» Directions:
Copy out each line below exactly as it appears.

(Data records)

┏━━

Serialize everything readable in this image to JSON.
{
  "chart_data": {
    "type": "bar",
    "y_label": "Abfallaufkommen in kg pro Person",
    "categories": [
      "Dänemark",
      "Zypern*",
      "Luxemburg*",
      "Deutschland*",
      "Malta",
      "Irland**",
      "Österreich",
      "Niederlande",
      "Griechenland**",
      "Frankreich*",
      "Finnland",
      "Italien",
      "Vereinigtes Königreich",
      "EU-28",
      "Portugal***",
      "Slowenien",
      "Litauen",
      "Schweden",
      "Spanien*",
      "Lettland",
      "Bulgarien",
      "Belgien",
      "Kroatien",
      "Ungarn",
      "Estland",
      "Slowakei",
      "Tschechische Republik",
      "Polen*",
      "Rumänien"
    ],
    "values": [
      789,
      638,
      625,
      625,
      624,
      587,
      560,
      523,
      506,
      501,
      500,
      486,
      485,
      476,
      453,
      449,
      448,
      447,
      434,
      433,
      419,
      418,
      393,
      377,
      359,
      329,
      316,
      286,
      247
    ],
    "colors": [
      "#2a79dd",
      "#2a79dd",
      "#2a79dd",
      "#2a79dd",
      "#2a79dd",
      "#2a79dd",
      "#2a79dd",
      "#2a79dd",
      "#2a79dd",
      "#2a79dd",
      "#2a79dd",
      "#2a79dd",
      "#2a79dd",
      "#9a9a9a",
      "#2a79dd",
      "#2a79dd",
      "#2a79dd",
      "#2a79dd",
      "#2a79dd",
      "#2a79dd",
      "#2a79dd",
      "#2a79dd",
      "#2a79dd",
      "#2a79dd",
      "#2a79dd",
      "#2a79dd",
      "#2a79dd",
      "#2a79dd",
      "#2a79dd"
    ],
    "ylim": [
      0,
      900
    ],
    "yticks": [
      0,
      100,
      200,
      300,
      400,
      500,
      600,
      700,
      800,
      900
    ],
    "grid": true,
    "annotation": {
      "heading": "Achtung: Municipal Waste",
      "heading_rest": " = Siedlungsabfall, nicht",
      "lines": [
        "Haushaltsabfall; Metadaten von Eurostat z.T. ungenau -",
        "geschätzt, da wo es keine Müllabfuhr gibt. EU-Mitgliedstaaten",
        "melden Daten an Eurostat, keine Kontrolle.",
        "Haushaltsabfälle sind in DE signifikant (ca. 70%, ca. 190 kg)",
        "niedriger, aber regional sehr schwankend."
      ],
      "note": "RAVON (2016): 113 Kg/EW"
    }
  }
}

┗━━

» Completed task:
Serialize everything readable in this image to JSON.
{
  "chart_data": {
    "type": "bar",
    "y_label": "Abfallaufkommen in kg pro Person",
    "categories": [
      "Dänemark",
      "Zypern*",
      "Luxemburg*",
      "Deutschland*",
      "Malta",
      "Irland**",
      "Österreich",
      "Niederlande",
      "Griechenland**",
      "Frankreich*",
      "Finnland",
      "Italien",
      "Vereinigtes Königreich",
      "EU-28",
      "Portugal***",
      "Slowenien",
      "Litauen",
      "Schweden",
      "Spanien*",
      "Lettland",
      "Bulgarien",
      "Belgien",
      "Kroatien",
      "Ungarn",
      "Estland",
      "Slowakei",
      "Tschechische Republik",
      "Polen*",
      "Rumänien"
    ],
    "values": [
      789,
      638,
      625,
      625,
      624,
      587,
      560,
      523,
      506,
      501,
      500,
      486,
      485,
      476,
      453,
      449,
      448,
      447,
      434,
      433,
      419,
      418,
      393,
      377,
      359,
      329,
      316,
      286,
      247
    ],
    "colors": [
      "#2a79dd",
      "#2a79dd",
      "#2a79dd",
      "#2a79dd",
      "#2a79dd",
      "#2a79dd",
      "#2a79dd",
      "#2a79dd",
      "#2a79dd",
      "#2a79dd",
      "#2a79dd",
      "#2a79dd",
      "#2a79dd",
      "#9a9a9a",
      "#2a79dd",
      "#2a79dd",
      "#2a79dd",
      "#2a79dd",
      "#2a79dd",
      "#2a79dd",
      "#2a79dd",
      "#2a79dd",
      "#2a79dd",
      "#2a79dd",
      "#2a79dd",
      "#2a79dd",
      "#2a79dd",
      "#2a79dd",
      "#2a79dd"
    ],
    "ylim": [
      0,
      900
    ],
    "yticks": [
      0,
      100,
      200,
      300,
      400,
      500,
      600,
      700,
      800,
      900
    ],
    "grid": true,
    "annotation": {
      "heading": "Achtung: Municipal Waste",
      "heading_rest": " = Siedlungsabfall, nicht",
      "lines": [
        "Haushaltsabfall; Metadaten von Eurostat z.T. ungenau -",
        "geschätzt, da wo es keine Müllabfuhr gibt. EU-Mitgliedstaaten",
        "melden Daten an Eurostat, keine Kontrolle.",
        "Haushaltsabfälle sind in DE signifikant (ca. 70%, ca. 190 kg)",
        "niedriger, aber regional sehr schwankend."
      ],
      "note": "RAVON (2016): 113 Kg/EW"
    }
  }
}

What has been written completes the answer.